* **Given request**
Copy the records below exactly, leaving out every picture.

Recorded data
---
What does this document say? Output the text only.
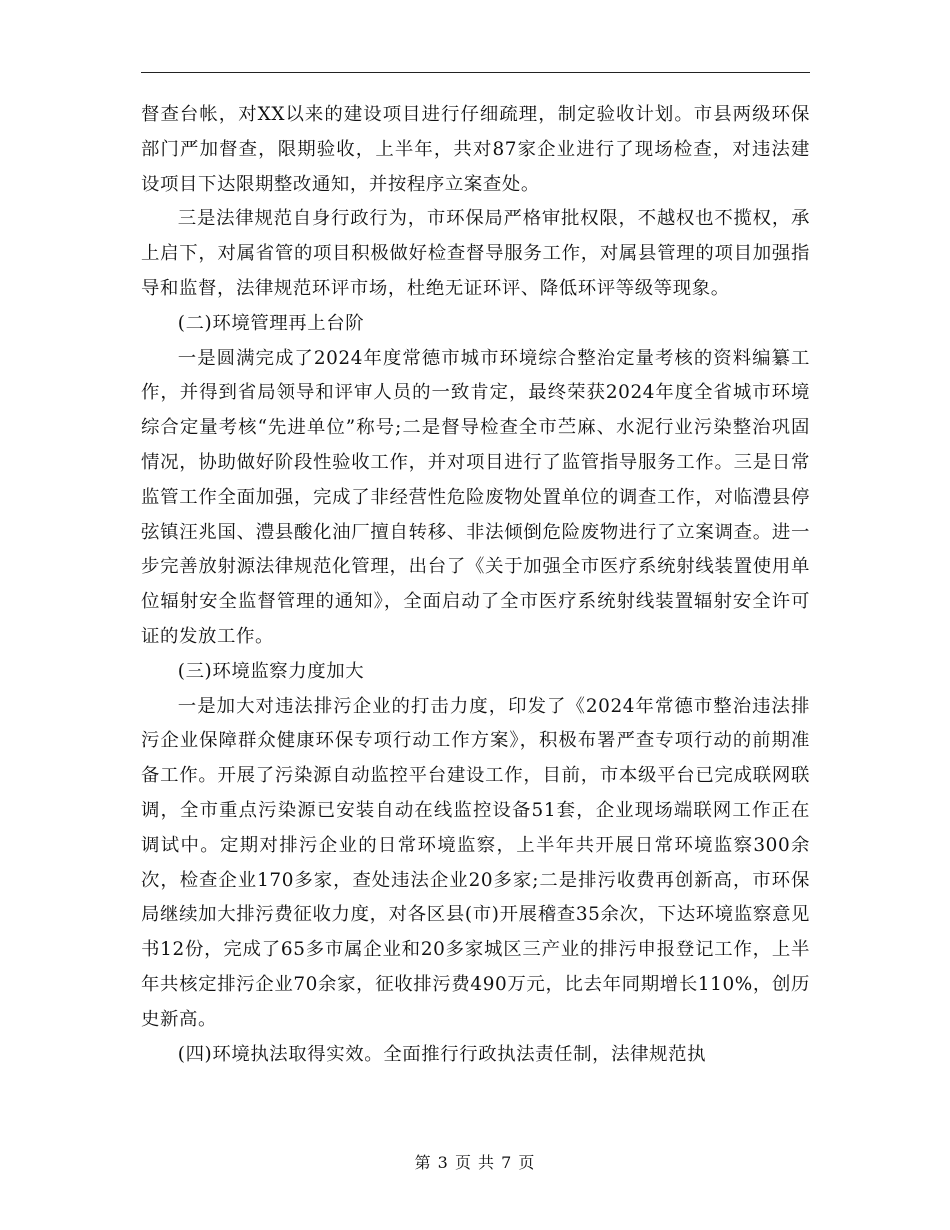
督查台帐，对XX以来的建设项目进行仔细疏理，制定验收计划。市县两级环保部门严加督查，限期验收，上半年，共对87家企业进行了现场检查，对违法建设项目下达限期整改通知，并按程序立案查处。

三是法律规范自身行政行为，市环保局严格审批权限，不越权也不揽权，承上启下，对属省管的项目积极做好检查督导服务工作，对属县管理的项目加强指导和监督，法律规范环评市场，杜绝无证环评、降低环评等级等现象。

(二)环境管理再上台阶

一是圆满完成了2024年度常德市城市环境综合整治定量考核的资料编纂工作，并得到省局领导和评审人员的一致肯定，最终荣获2024年度全省城市环境综合定量考核“先进单位”称号;二是督导检查全市苎麻、水泥行业污染整治巩固情况，协助做好阶段性验收工作，并对项目进行了监管指导服务工作。三是日常监管工作全面加强，完成了非经营性危险废物处置单位的调查工作，对临澧县停弦镇汪兆国、澧县酸化油厂擅自转移、非法倾倒危险废物进行了立案调查。进一步完善放射源法律规范化管理，出台了《关于加强全市医疗系统射线装置使用单位辐射安全监督管理的通知》，全面启动了全市医疗系统射线装置辐射安全许可证的发放工作。

(三)环境监察力度加大

一是加大对违法排污企业的打击力度，印发了《2024年常德市整治违法排污企业保障群众健康环保专项行动工作方案》，积极布署严查专项行动的前期准备工作。开展了污染源自动监控平台建设工作，目前，市本级平台已完成联网联调，全市重点污染源已安装自动在线监控设备51套，企业现场端联网工作正在调试中。定期对排污企业的日常环境监察，上半年共开展日常环境监察300余次，检查企业170多家，查处违法企业20多家;二是排污收费再创新高，市环保局继续加大排污费征收力度，对各区县(市)开展稽查35余次，下达环境监察意见书12份，完成了65多市属企业和20多家城区三产业的排污申报登记工作，上半年共核定排污企业70余家，征收排污费490万元，比去年同期增长110%，创历史新高。

(四)环境执法取得实效。全面推行行政执法责任制，法律规范执

第 3 页 共 7 页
---
* **Answer**
What does this document say? Output the text only.
督查台帐，对XX以来的建设项目进行仔细疏理，制定验收计划。市县两级环保部门严加督查，限期验收，上半年，共对87家企业进行了现场检查，对违法建设项目下达限期整改通知，并按程序立案查处。

三是法律规范自身行政行为，市环保局严格审批权限，不越权也不揽权，承上启下，对属省管的项目积极做好检查督导服务工作，对属县管理的项目加强指导和监督，法律规范环评市场，杜绝无证环评、降低环评等级等现象。

(二)环境管理再上台阶

一是圆满完成了2024年度常德市城市环境综合整治定量考核的资料编纂工作，并得到省局领导和评审人员的一致肯定，最终荣获2024年度全省城市环境综合定量考核“先进单位”称号;二是督导检查全市苎麻、水泥行业污染整治巩固情况，协助做好阶段性验收工作，并对项目进行了监管指导服务工作。三是日常监管工作全面加强，完成了非经营性危险废物处置单位的调查工作，对临澧县停弦镇汪兆国、澧县酸化油厂擅自转移、非法倾倒危险废物进行了立案调查。进一步完善放射源法律规范化管理，出台了《关于加强全市医疗系统射线装置使用单位辐射安全监督管理的通知》，全面启动了全市医疗系统射线装置辐射安全许可证的发放工作。

(三)环境监察力度加大

一是加大对违法排污企业的打击力度，印发了《2024年常德市整治违法排污企业保障群众健康环保专项行动工作方案》，积极布署严查专项行动的前期准备工作。开展了污染源自动监控平台建设工作，目前，市本级平台已完成联网联调，全市重点污染源已安装自动在线监控设备51套，企业现场端联网工作正在调试中。定期对排污企业的日常环境监察，上半年共开展日常环境监察300余次，检查企业170多家，查处违法企业20多家;二是排污收费再创新高，市环保局继续加大排污费征收力度，对各区县(市)开展稽查35余次，下达环境监察意见书12份，完成了65多市属企业和20多家城区三产业的排污申报登记工作，上半年共核定排污企业70余家，征收排污费490万元，比去年同期增长110%，创历史新高。

(四)环境执法取得实效。全面推行行政执法责任制，法律规范执

第 3 页 共 7 页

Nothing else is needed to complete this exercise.